Rows from a figure dataset
▼

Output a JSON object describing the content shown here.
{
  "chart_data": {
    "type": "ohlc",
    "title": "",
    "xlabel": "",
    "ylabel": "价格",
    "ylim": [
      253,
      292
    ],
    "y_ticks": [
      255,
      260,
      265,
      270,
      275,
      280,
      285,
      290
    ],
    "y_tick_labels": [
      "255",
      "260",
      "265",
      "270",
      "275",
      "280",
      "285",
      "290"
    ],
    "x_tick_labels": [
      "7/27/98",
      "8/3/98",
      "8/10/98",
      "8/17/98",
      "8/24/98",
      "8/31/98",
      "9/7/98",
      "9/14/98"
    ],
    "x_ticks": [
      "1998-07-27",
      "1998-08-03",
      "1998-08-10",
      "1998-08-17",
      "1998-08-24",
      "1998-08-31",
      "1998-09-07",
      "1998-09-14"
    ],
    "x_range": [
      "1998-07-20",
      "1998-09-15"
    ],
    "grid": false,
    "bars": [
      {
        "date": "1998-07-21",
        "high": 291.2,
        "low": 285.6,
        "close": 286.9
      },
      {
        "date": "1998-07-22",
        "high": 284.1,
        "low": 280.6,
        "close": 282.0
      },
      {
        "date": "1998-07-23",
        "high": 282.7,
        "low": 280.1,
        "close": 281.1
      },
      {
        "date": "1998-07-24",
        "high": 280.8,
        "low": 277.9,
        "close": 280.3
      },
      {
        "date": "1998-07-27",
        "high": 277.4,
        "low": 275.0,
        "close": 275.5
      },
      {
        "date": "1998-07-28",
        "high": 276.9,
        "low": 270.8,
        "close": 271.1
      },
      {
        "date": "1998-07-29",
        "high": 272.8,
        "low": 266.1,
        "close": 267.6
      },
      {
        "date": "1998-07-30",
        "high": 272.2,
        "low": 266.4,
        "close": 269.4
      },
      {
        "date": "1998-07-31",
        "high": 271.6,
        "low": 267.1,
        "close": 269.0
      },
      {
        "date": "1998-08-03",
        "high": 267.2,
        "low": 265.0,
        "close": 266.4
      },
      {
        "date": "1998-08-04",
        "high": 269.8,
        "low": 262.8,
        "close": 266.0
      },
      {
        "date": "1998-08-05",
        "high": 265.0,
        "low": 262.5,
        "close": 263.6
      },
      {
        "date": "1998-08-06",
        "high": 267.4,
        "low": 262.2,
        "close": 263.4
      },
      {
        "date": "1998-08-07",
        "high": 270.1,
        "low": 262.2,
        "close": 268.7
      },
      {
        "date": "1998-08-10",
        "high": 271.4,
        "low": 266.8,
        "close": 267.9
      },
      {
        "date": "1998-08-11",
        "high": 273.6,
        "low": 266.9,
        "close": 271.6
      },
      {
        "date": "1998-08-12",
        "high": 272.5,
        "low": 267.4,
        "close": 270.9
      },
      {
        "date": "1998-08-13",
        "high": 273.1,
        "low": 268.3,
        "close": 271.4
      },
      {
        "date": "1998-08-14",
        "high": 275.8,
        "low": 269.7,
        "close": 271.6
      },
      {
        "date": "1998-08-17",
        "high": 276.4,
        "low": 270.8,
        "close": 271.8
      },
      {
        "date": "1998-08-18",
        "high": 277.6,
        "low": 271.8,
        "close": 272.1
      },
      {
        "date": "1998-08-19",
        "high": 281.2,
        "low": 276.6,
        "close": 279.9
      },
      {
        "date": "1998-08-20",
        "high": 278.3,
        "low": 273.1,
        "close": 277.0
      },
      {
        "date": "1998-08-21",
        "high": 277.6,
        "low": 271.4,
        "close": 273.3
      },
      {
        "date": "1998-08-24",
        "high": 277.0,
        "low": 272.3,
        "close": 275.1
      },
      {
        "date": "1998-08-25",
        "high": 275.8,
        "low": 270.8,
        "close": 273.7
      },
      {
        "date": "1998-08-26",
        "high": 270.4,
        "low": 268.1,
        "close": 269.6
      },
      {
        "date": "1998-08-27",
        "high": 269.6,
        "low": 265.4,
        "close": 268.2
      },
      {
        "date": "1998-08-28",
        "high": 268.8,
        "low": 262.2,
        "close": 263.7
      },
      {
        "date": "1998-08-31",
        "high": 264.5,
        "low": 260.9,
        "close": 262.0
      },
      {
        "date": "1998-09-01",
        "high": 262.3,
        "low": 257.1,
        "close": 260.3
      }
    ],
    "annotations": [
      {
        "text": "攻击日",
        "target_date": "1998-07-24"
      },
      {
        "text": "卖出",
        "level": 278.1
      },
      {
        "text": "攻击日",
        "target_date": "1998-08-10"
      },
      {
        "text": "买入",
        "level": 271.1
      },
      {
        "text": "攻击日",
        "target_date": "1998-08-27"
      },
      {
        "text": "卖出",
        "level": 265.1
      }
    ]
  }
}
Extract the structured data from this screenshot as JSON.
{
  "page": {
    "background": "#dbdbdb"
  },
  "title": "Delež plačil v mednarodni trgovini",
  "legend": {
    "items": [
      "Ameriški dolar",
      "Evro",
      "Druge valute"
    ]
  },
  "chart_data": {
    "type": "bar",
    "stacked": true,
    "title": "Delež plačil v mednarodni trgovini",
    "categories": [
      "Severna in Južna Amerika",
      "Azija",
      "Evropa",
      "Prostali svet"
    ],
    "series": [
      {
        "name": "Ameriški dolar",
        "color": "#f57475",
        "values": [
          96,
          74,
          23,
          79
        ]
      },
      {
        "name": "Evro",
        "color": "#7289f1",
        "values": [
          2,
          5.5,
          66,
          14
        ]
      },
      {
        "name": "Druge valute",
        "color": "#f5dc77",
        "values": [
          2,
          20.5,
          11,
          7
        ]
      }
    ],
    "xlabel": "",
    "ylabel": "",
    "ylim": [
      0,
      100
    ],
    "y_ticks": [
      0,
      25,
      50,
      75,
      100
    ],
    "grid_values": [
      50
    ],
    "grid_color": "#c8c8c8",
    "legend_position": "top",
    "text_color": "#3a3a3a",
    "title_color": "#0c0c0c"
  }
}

▲
▼

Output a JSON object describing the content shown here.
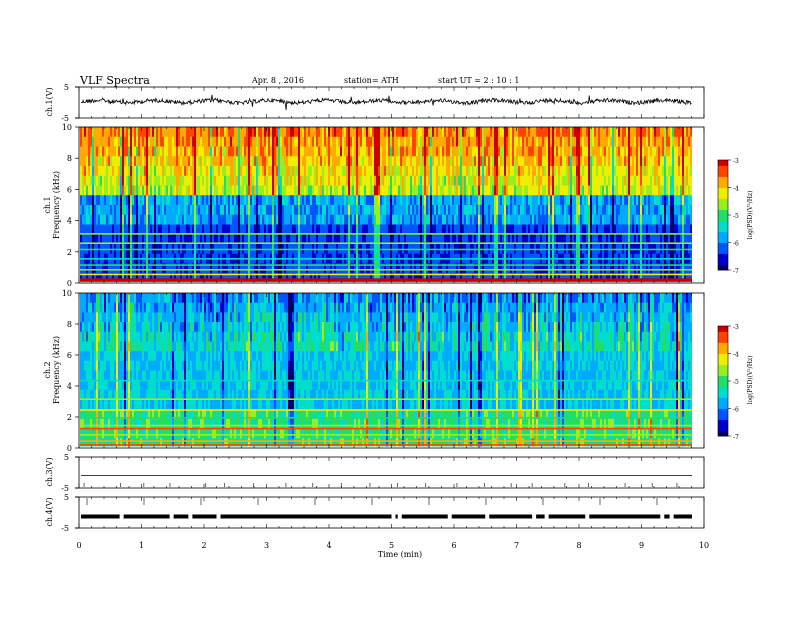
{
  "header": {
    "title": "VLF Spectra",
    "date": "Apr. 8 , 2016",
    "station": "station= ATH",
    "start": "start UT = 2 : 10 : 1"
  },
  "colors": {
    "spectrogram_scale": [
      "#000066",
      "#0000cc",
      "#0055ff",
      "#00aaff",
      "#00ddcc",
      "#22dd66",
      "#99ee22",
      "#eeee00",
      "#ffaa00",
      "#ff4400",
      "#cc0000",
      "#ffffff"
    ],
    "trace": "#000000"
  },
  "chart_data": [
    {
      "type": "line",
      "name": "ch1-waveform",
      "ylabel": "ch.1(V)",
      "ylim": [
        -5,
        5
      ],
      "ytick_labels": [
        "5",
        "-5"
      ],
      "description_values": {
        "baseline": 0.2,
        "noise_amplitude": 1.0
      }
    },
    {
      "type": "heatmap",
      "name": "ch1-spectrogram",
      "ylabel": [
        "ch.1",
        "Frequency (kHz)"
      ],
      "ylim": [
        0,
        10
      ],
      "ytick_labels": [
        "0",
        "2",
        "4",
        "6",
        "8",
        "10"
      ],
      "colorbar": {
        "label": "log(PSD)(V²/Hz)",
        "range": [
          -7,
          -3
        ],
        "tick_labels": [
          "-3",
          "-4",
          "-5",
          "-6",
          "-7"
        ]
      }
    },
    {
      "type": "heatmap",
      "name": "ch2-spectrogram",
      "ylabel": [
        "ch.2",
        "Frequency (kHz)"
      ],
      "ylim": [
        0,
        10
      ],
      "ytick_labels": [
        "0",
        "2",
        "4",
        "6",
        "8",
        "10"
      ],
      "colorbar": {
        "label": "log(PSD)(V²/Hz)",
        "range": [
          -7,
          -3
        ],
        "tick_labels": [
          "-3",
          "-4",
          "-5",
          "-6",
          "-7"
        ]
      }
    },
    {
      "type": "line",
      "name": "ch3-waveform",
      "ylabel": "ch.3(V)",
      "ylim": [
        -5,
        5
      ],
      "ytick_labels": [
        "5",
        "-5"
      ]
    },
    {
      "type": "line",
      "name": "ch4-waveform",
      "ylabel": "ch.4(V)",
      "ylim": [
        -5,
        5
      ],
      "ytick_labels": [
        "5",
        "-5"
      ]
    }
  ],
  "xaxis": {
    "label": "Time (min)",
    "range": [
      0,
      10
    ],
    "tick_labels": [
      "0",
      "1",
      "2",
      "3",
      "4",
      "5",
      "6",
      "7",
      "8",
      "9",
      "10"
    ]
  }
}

▲
▼

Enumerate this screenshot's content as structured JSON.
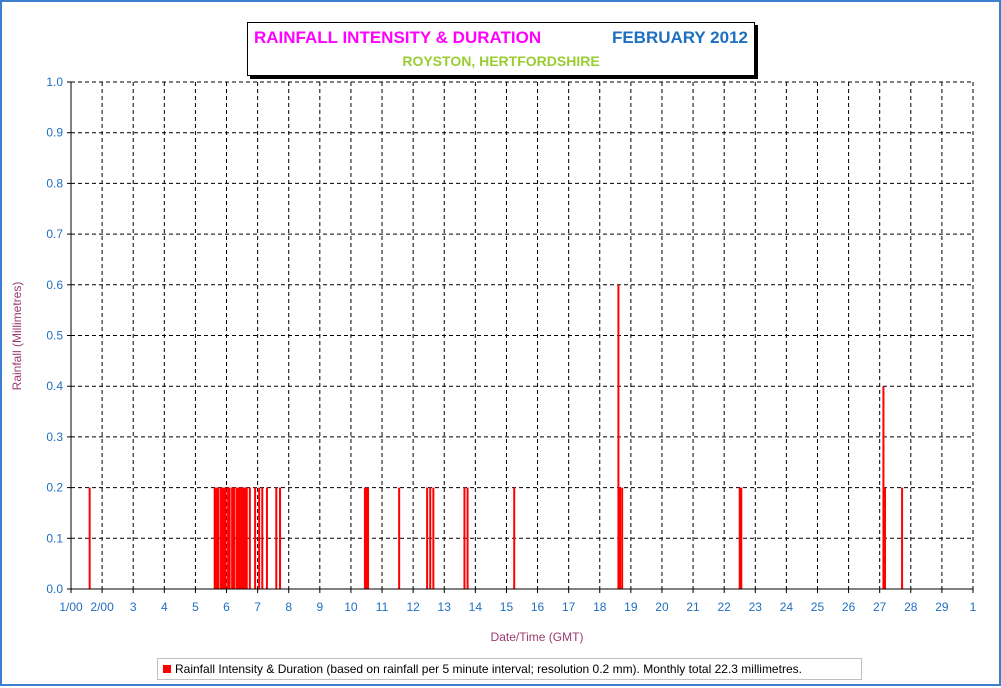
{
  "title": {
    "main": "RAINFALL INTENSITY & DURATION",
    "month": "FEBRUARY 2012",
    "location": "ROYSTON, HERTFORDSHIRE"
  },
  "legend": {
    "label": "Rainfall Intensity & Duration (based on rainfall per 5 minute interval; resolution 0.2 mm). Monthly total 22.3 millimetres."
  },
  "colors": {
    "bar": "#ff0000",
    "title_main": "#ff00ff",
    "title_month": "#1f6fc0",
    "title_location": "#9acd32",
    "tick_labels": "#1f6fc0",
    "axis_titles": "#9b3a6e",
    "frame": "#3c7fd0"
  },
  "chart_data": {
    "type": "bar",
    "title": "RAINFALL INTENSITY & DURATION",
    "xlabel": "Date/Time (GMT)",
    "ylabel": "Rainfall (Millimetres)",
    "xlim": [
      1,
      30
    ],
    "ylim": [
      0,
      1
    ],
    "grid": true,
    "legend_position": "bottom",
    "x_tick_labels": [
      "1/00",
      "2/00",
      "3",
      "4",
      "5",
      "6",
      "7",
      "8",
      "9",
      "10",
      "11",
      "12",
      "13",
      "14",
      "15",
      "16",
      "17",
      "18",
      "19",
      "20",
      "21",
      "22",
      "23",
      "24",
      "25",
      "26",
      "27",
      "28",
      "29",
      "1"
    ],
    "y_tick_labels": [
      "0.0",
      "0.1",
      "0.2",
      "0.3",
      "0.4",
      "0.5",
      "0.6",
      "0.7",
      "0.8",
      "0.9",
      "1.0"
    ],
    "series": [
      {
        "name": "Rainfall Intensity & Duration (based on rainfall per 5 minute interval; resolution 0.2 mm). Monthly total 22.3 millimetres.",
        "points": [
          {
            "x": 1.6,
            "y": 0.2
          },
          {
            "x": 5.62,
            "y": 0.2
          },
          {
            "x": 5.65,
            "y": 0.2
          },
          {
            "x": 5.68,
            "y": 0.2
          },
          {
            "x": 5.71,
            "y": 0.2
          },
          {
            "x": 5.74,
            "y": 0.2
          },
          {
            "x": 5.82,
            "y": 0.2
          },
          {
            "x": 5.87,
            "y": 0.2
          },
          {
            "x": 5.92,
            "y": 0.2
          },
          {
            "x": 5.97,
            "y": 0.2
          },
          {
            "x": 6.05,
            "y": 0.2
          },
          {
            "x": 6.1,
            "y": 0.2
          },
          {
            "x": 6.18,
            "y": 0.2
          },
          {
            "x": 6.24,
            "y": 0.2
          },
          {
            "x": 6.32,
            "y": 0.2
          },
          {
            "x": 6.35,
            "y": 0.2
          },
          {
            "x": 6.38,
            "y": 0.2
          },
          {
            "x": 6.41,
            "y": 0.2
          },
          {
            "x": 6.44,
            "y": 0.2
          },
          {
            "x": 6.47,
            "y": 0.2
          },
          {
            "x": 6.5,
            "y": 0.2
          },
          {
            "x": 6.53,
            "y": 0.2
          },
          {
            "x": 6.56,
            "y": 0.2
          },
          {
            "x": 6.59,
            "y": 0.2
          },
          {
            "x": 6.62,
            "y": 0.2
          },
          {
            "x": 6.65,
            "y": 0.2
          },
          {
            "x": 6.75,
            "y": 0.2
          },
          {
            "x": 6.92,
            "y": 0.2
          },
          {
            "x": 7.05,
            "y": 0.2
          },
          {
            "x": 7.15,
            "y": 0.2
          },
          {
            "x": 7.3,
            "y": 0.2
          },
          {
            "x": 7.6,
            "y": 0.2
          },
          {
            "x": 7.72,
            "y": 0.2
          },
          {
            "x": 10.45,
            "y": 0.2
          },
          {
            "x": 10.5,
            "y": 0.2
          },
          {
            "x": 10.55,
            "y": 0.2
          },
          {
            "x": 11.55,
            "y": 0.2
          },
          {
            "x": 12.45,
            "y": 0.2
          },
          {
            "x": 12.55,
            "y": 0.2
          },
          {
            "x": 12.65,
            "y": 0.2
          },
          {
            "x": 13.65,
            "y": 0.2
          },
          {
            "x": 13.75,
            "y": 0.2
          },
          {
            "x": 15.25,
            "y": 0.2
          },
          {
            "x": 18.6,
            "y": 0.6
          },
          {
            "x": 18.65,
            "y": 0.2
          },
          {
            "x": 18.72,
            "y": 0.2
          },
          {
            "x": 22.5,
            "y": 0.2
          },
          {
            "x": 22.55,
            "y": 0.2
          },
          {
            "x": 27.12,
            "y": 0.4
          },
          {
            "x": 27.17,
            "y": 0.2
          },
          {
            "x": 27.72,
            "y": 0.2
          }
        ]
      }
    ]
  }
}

▲

**Instructions for the task:** Determine the number of lines where the string "minute" occurs, and give that number only.

**Solution for this problem:** 2